# Aim of the exercise:
Pictures in the data below are not part of the copy; transcribe everything else exactly.

# Data rows:
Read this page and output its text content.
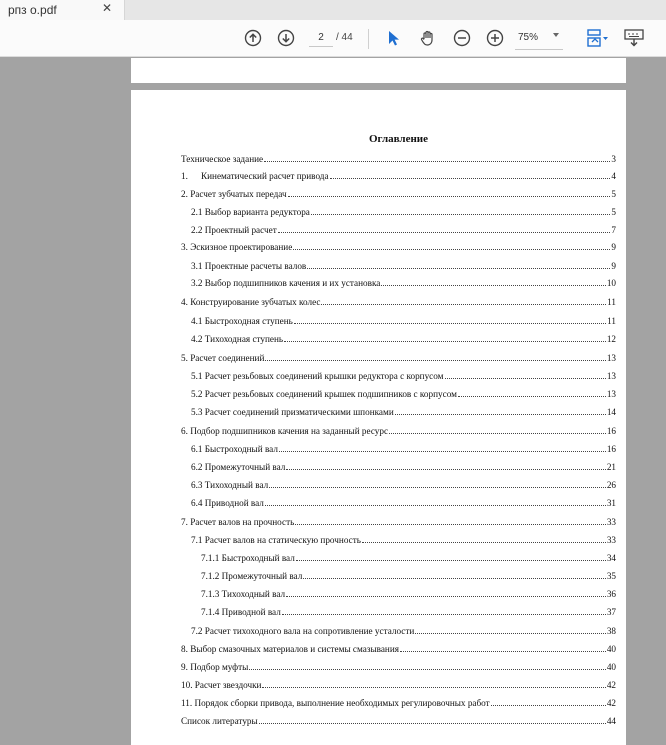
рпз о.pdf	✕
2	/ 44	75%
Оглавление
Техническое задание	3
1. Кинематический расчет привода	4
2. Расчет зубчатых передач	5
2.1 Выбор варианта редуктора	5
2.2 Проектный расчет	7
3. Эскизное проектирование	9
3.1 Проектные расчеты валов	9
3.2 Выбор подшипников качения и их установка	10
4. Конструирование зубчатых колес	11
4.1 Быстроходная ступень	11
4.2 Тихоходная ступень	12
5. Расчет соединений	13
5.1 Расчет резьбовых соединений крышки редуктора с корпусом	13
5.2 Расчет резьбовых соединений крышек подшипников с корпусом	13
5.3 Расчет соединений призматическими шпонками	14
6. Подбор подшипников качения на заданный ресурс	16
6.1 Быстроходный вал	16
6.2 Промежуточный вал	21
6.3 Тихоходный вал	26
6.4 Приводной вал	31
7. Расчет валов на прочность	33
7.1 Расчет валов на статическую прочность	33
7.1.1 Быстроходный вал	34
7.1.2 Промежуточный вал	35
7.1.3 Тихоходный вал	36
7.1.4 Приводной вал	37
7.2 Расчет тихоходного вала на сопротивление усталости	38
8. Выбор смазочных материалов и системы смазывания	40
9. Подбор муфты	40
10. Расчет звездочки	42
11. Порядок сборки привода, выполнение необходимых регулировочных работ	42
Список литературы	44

# Completed task:
Read this page and output its text content.
рпз о.pdf	✕
2	/ 44	75%
Оглавление
Техническое задание	3
1. Кинематический расчет привода	4
2. Расчет зубчатых передач	5
2.1 Выбор варианта редуктора	5
2.2 Проектный расчет	7
3. Эскизное проектирование	9
3.1 Проектные расчеты валов	9
3.2 Выбор подшипников качения и их установка	10
4. Конструирование зубчатых колес	11
4.1 Быстроходная ступень	11
4.2 Тихоходная ступень	12
5. Расчет соединений	13
5.1 Расчет резьбовых соединений крышки редуктора с корпусом	13
5.2 Расчет резьбовых соединений крышек подшипников с корпусом	13
5.3 Расчет соединений призматическими шпонками	14
6. Подбор подшипников качения на заданный ресурс	16
6.1 Быстроходный вал	16
6.2 Промежуточный вал	21
6.3 Тихоходный вал	26
6.4 Приводной вал	31
7. Расчет валов на прочность	33
7.1 Расчет валов на статическую прочность	33
7.1.1 Быстроходный вал	34
7.1.2 Промежуточный вал	35
7.1.3 Тихоходный вал	36
7.1.4 Приводной вал	37
7.2 Расчет тихоходного вала на сопротивление усталости	38
8. Выбор смазочных материалов и системы смазывания	40
9. Подбор муфты	40
10. Расчет звездочки	42
11. Порядок сборки привода, выполнение необходимых регулировочных работ	42
Список литературы	44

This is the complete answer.